Given request:
In the material below, find every line with "text" and pull it out.

(Collected data entries)
------------------------------------

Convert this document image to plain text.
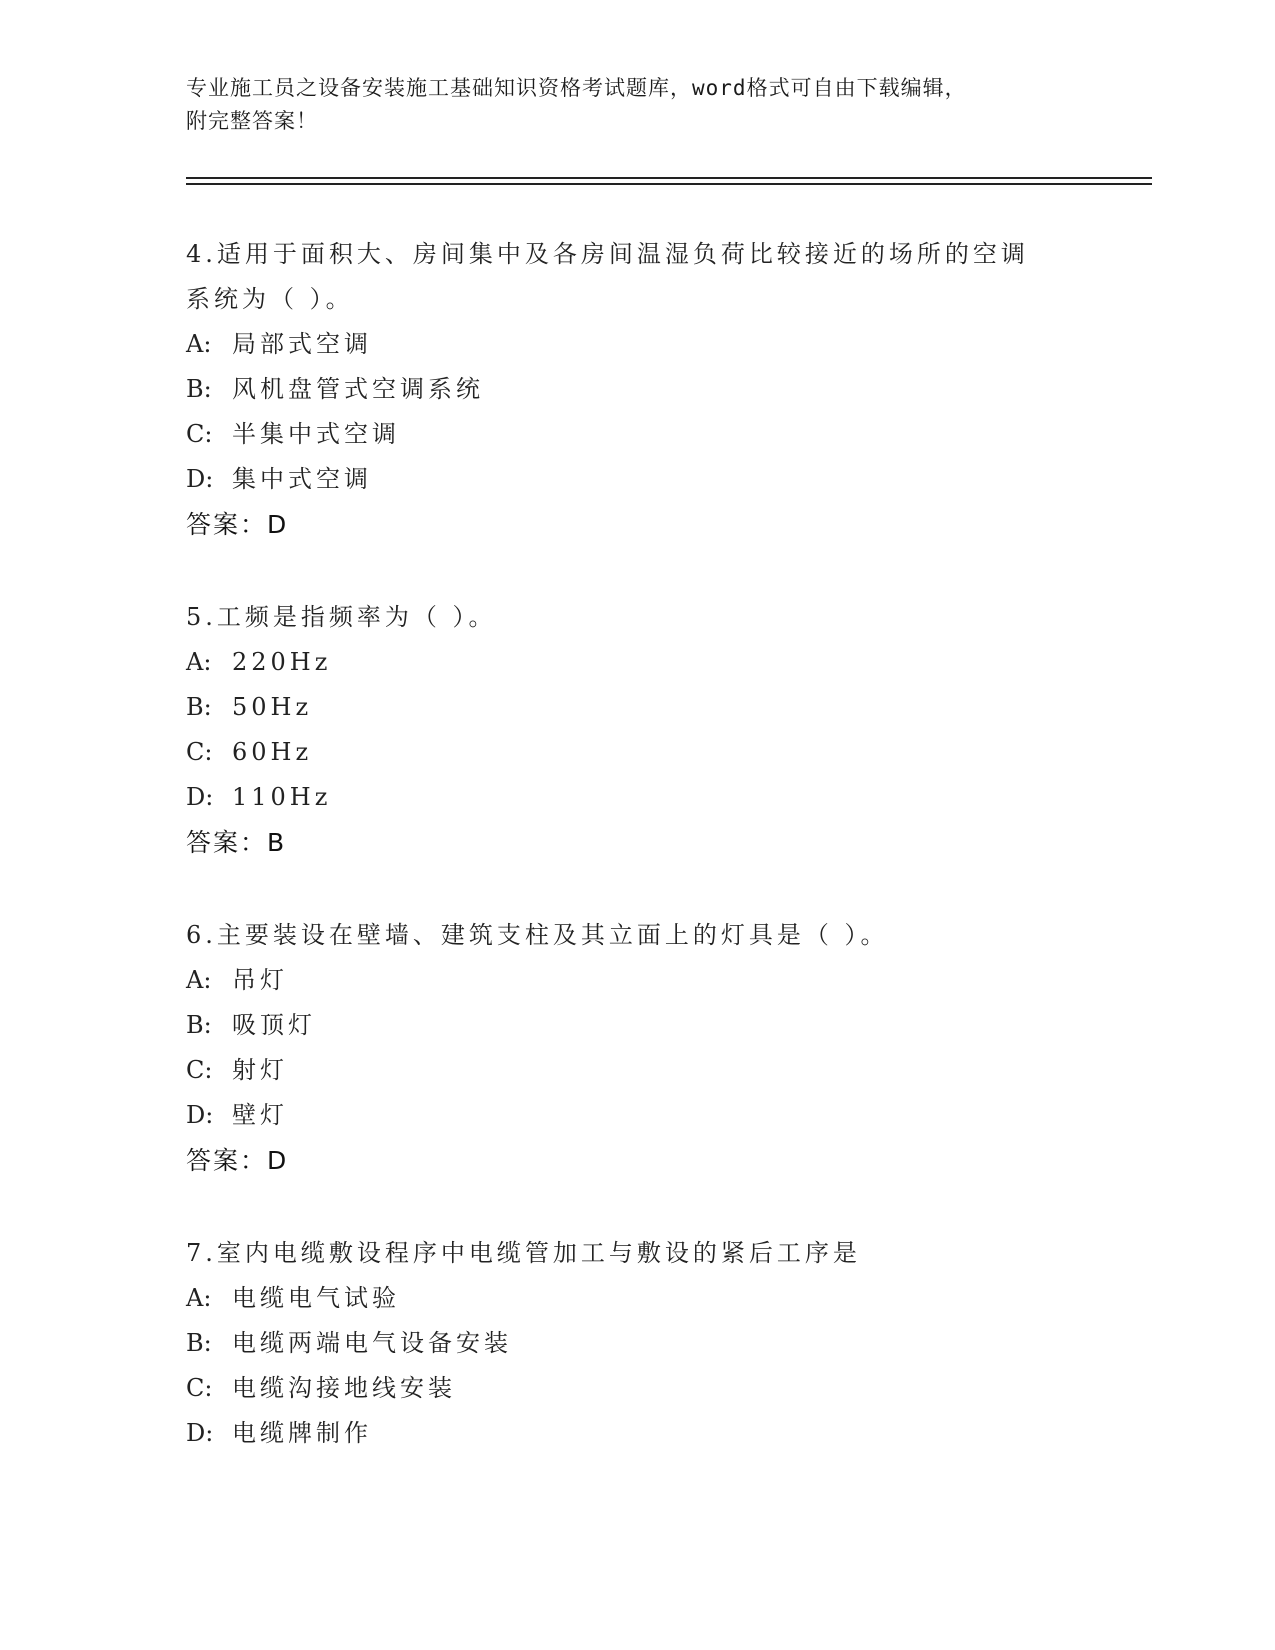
专业施工员之设备安装施工基础知识资格考试题库，word格式可自由下载编辑，
附完整答案！
4.适用于面积大、房间集中及各房间温湿负荷比较接近的场所的空调
系统为（ ）。
A: 局部式空调
B: 风机盘管式空调系统
C: 半集中式空调
D: 集中式空调
答案：D
5.工频是指频率为（ ）。
A: 220Hz
B: 50Hz
C: 60Hz
D: 110Hz
答案：B
6.主要装设在壁墙、建筑支柱及其立面上的灯具是（ ）。
A: 吊灯
B: 吸顶灯
C: 射灯
D: 壁灯
答案：D
7.室内电缆敷设程序中电缆管加工与敷设的紧后工序是
A: 电缆电气试验
B: 电缆两端电气设备安装
C: 电缆沟接地线安装
D: 电缆牌制作
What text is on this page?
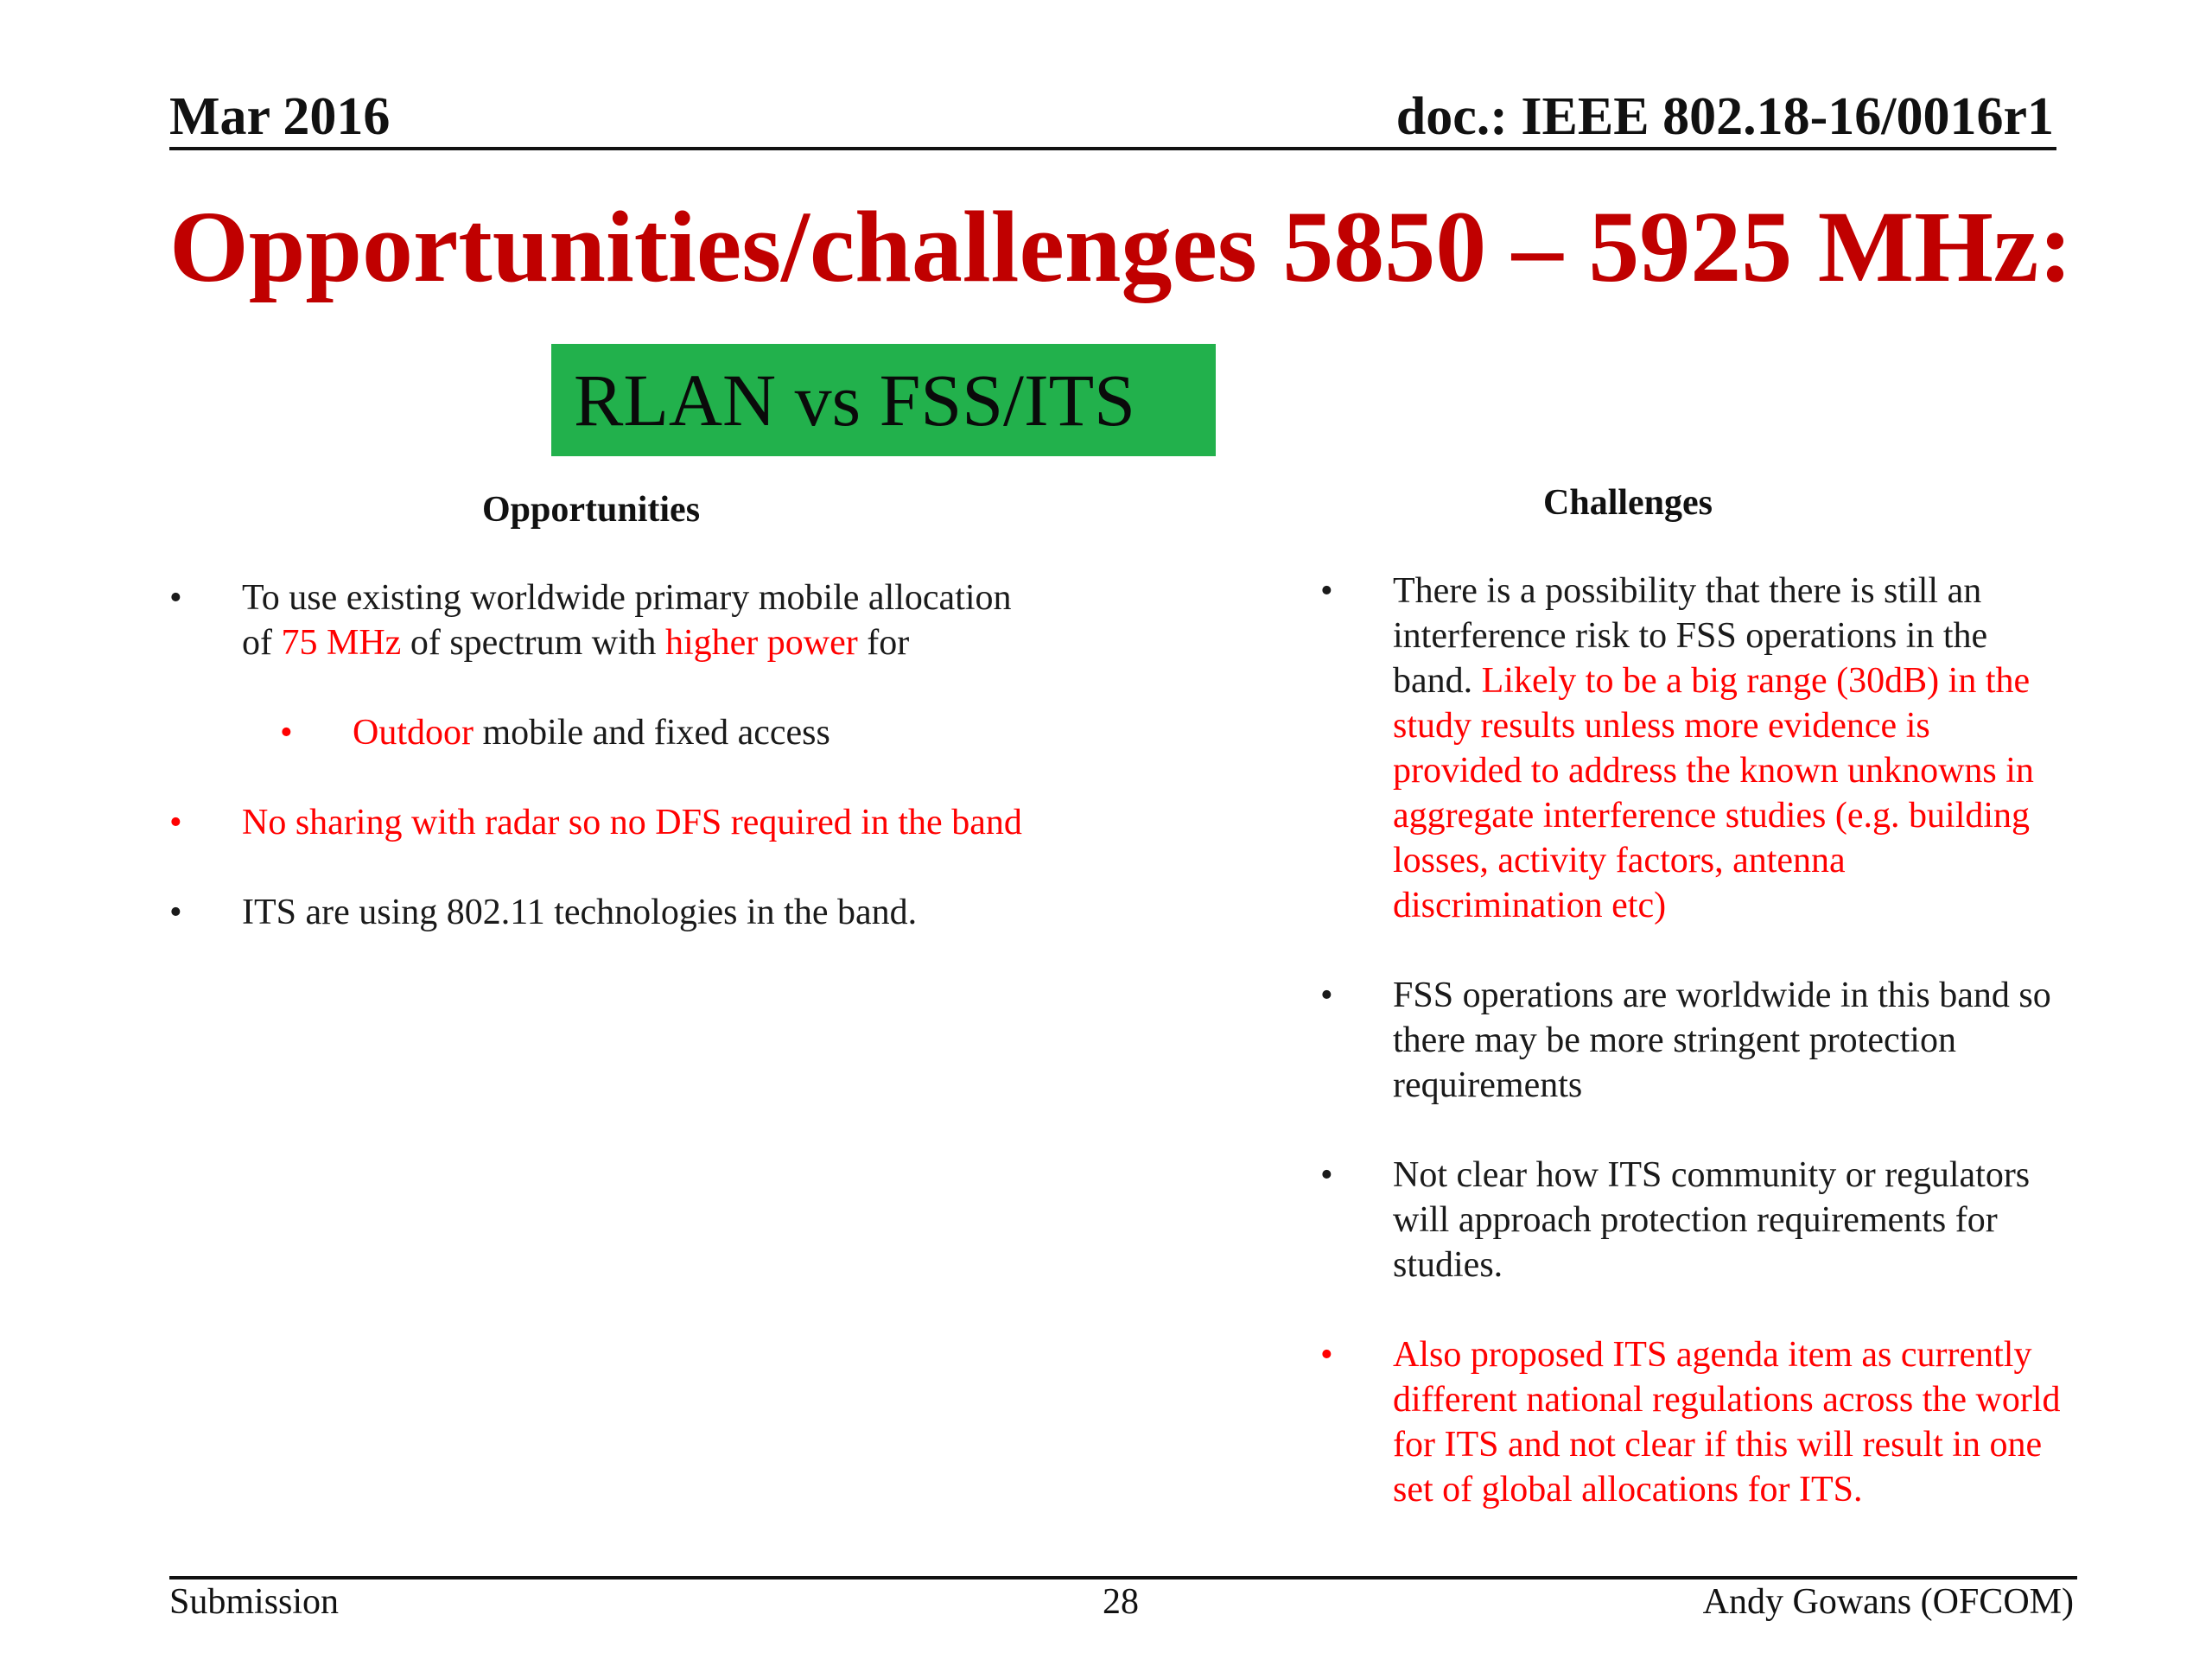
Mar 2016	doc.: IEEE 802.18-16/0016r1
Opportunities/challenges 5850 – 5925 MHz:
RLAN vs FSS/ITS
Opportunities
• To use existing worldwide primary mobile allocation of 75 MHz of spectrum with higher power for
• Outdoor mobile and fixed access
• No sharing with radar so no DFS required in the band
• ITS are using 802.11 technologies in the band.
Challenges
• There is a possibility that there is still an interference risk to FSS operations in the band. Likely to be a big range (30dB) in the study results unless more evidence is provided to address the known unknowns in aggregate interference studies (e.g. building losses, activity factors, antenna discrimination etc)
• FSS operations are worldwide in this band so there may be more stringent protection requirements
• Not clear how ITS community or regulators will approach protection requirements for studies.
• Also proposed ITS agenda item as currently different national regulations across the world for ITS and not clear if this will result in one set of global allocations for ITS.
Submission	28	Andy Gowans (OFCOM)
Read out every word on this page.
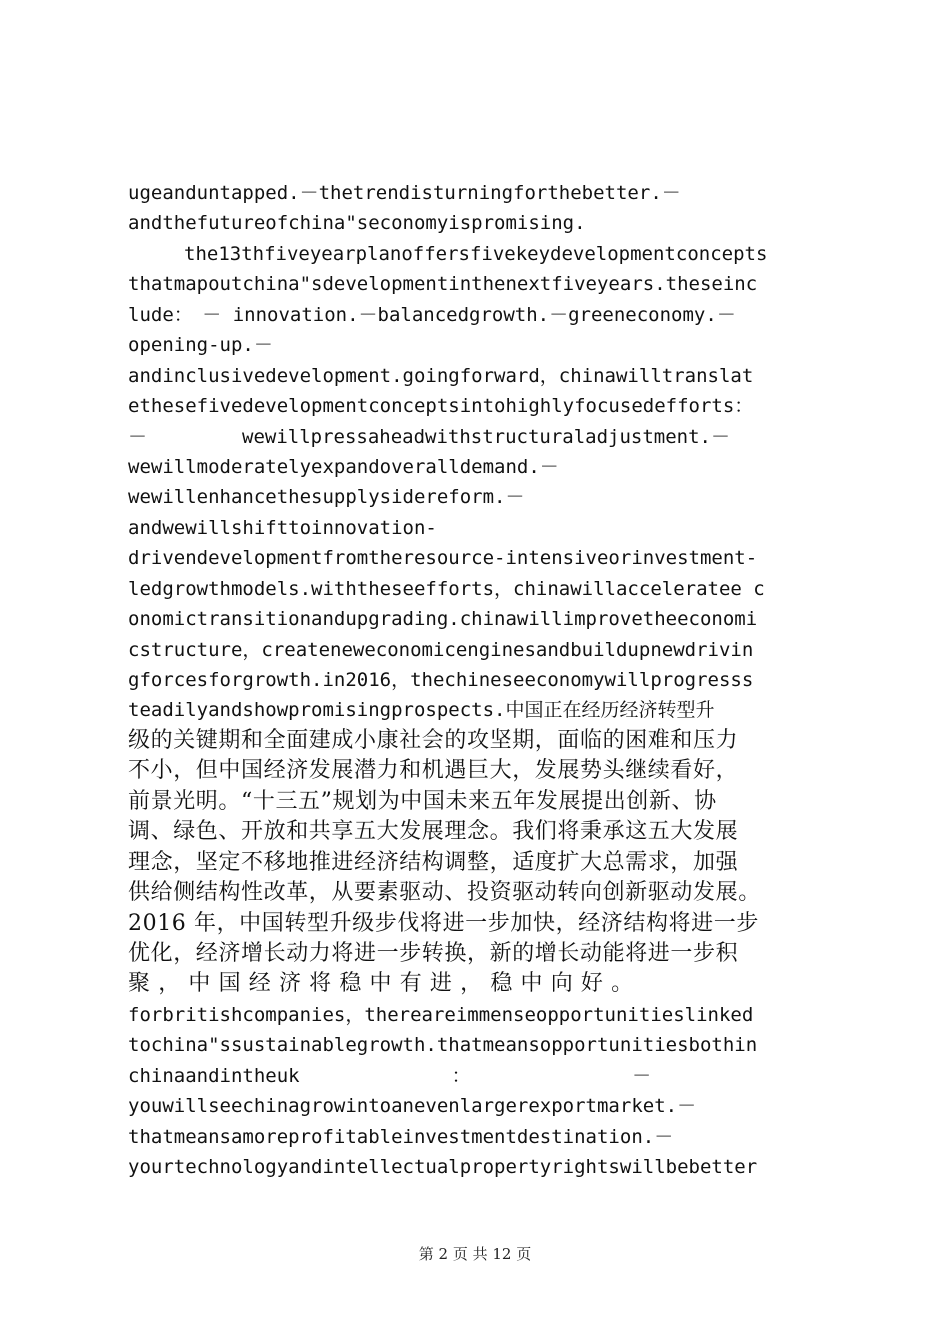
ugeanduntapped.－thetrendisturningforthebetter.－
andthefutureofchina"seconomyispromising.
the13thfiveyearplanoffersfivekeydevelopmentconcepts
thatmapoutchina"sdevelopmentinthenextfiveyears.theseinc
lude：　－ innovation.－balancedgrowth.－greeneconomy.－
opening-up.－
andinclusivedevelopment.goingforward，chinawilltranslat
ethesefivedevelopmentconceptsintohighlyfocusedefforts：
－　　　　　wewillpressaheadwithstructuraladjustment.－
wewillmoderatelyexpandoveralldemand.－
wewillenhancethesupplysidereform.－
andwewillshifttoinnovation-
drivendevelopmentfromtheresource-intensiveorinvestment-
ledgrowthmodels.withtheseefforts，chinawillacceleratee c
onomictransitionandupgrading.chinawillimprovetheeconomi
cstructure，createneweconomicenginesandbuildupnewdrivin
gforcesforgrowth.in2016，thechineseeconomywillprogresss
teadilyandshowpromisingprospects.中国正在经历经济转型升
级的关键期和全面建成小康社会的攻坚期，面临的困难和压力
不小，但中国经济发展潜力和机遇巨大，发展势头继续看好，
前景光明。“十三五”规划为中国未来五年发展提出创新、协
调、绿色、开放和共享五大发展理念。我们将秉承这五大发展
理念，坚定不移地推进经济结构调整，适度扩大总需求，加强
供给侧结构性改革，从要素驱动、投资驱动转向创新驱动发展。
2016 年，中国转型升级步伐将进一步加快，经济结构将进一步
优化，经济增长动力将进一步转换，新的增长动能将进一步积
聚 ， 中 国 经 济 将 稳 中 有 进 ， 稳 中 向 好 。
forbritishcompanies，thereareimmenseopportunitieslinked
tochina"ssustainablegrowth.thatmeansopportunitiesbothin
chinaandintheuk　　　　　　　　：　　　　　　　　　－
youwillseechinagrowintoanevenlargerexportmarket.－
thatmeansamoreprofitableinvestmentdestination.－
yourtechnologyandintellectualpropertyrightswillbebetter
第 2 页 共 12 页
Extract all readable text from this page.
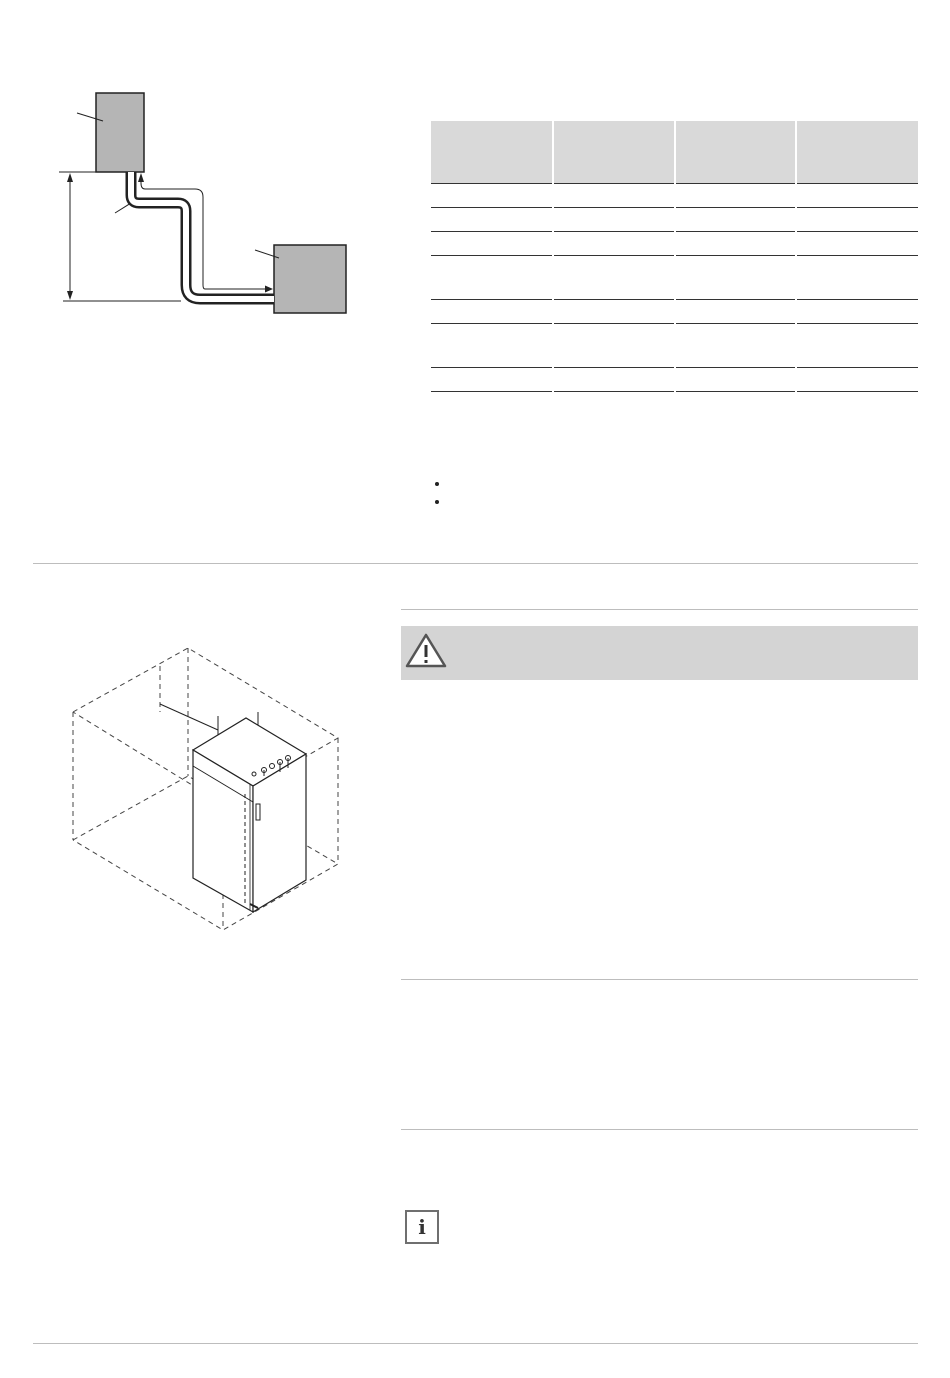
i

------------------------------------

Worked solution:
Convert this document image to plain text.
What text is on this page?
Extract all readable text from this page.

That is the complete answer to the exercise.